(Extracted data entries)
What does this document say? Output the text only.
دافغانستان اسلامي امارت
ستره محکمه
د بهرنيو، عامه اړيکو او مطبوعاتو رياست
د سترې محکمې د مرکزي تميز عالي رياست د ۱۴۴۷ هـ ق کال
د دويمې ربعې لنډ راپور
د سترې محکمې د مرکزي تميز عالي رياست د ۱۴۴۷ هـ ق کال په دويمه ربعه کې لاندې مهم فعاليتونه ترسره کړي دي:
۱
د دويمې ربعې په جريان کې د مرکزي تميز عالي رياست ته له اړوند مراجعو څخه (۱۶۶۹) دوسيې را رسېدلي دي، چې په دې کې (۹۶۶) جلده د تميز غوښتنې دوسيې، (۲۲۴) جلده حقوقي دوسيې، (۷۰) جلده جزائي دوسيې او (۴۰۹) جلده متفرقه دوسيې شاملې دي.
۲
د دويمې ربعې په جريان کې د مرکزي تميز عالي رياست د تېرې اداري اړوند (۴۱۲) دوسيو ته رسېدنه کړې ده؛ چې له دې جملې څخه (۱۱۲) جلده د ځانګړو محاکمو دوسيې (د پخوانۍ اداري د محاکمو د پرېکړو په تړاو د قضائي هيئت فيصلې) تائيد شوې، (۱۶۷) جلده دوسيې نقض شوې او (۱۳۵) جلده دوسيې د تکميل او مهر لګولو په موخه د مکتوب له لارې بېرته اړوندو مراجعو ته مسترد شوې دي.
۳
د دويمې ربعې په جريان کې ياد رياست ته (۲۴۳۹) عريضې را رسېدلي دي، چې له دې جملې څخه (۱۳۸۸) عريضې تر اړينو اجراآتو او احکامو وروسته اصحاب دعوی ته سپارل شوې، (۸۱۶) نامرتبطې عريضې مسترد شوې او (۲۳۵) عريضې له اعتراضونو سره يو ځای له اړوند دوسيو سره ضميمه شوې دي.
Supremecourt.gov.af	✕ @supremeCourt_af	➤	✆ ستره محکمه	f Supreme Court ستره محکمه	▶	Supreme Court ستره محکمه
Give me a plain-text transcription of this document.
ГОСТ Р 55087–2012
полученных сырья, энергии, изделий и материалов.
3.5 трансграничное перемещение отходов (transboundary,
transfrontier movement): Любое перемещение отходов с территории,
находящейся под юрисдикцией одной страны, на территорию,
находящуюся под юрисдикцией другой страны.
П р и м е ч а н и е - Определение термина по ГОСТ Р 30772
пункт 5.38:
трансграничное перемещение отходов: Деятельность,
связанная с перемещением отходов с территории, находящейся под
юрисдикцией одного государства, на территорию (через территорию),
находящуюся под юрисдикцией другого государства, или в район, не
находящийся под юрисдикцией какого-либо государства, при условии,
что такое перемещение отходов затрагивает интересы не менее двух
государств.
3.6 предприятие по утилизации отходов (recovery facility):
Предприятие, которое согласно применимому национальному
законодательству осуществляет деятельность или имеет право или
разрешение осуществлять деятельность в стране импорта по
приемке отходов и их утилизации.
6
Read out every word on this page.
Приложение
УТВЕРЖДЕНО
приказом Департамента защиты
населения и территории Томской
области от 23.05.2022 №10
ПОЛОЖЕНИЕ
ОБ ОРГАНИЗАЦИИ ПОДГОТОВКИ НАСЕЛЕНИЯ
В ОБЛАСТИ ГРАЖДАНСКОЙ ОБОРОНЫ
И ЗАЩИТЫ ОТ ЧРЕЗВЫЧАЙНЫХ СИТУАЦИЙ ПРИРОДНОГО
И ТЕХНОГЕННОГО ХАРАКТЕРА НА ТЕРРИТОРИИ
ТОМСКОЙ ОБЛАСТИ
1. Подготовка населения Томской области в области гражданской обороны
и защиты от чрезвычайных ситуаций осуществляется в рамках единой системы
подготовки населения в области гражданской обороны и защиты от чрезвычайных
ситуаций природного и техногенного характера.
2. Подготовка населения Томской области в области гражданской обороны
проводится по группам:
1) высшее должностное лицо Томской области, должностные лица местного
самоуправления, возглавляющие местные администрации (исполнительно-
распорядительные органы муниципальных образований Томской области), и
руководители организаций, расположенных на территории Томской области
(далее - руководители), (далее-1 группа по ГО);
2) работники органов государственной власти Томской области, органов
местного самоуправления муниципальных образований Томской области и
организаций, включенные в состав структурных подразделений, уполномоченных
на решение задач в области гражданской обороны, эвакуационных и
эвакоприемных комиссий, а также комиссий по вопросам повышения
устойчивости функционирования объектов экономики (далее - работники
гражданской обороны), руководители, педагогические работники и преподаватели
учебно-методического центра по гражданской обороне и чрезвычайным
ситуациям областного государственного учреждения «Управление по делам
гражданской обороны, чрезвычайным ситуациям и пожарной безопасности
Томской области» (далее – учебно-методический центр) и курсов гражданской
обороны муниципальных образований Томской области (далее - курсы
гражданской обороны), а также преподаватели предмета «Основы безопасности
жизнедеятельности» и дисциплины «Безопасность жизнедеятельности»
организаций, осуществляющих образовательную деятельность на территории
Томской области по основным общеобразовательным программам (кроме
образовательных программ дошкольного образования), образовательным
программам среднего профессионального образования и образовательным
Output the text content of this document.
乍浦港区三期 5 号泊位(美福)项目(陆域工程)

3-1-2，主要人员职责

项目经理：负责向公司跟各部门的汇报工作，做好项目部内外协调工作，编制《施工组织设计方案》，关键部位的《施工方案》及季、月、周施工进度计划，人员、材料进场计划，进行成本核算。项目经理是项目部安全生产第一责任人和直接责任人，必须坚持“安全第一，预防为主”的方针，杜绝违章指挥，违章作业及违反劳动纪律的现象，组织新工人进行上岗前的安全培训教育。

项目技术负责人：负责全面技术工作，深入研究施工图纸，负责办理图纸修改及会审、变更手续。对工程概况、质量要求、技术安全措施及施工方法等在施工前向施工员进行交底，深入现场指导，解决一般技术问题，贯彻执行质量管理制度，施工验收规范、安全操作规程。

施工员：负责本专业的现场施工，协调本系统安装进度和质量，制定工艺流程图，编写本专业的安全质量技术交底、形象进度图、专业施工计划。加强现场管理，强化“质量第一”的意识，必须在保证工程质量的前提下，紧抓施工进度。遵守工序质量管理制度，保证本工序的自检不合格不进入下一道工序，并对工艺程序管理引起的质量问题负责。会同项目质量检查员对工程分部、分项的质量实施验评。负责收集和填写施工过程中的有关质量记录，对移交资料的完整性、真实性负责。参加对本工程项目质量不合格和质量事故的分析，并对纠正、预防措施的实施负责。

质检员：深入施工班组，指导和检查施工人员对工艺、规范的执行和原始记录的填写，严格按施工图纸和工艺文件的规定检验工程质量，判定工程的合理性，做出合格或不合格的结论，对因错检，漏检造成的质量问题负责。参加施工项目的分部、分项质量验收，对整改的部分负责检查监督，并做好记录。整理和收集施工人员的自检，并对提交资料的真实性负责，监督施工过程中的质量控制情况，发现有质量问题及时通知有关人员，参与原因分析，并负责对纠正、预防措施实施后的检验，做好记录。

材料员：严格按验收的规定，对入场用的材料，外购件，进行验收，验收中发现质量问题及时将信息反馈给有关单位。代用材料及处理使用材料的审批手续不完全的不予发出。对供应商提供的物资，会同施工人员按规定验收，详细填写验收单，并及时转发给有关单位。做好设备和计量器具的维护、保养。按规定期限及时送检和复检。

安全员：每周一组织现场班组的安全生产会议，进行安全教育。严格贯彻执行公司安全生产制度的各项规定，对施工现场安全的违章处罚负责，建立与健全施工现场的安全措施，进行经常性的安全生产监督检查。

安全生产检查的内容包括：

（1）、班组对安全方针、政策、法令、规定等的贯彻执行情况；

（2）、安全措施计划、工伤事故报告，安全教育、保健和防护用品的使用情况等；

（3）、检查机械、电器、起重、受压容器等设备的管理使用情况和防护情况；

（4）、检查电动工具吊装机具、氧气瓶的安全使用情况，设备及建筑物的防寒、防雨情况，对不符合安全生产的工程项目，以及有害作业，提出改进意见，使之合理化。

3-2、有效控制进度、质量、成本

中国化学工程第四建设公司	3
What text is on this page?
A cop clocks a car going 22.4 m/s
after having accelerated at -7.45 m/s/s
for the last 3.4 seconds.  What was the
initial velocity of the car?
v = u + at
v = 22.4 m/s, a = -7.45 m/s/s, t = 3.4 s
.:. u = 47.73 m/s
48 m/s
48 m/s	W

**Challenge**
Copy only this span: the line that contains "What text is on this page?", the last line, and every line between them.

**The output**
What text is on this page?
A cop clocks a car going 22.4 m/s
after having accelerated at -7.45 m/s/s
for the last 3.4 seconds.  What was the
initial velocity of the car?
v = u + at
v = 22.4 m/s, a = -7.45 m/s/s, t = 3.4 s
.:. u = 47.73 m/s
48 m/s
48 m/s	W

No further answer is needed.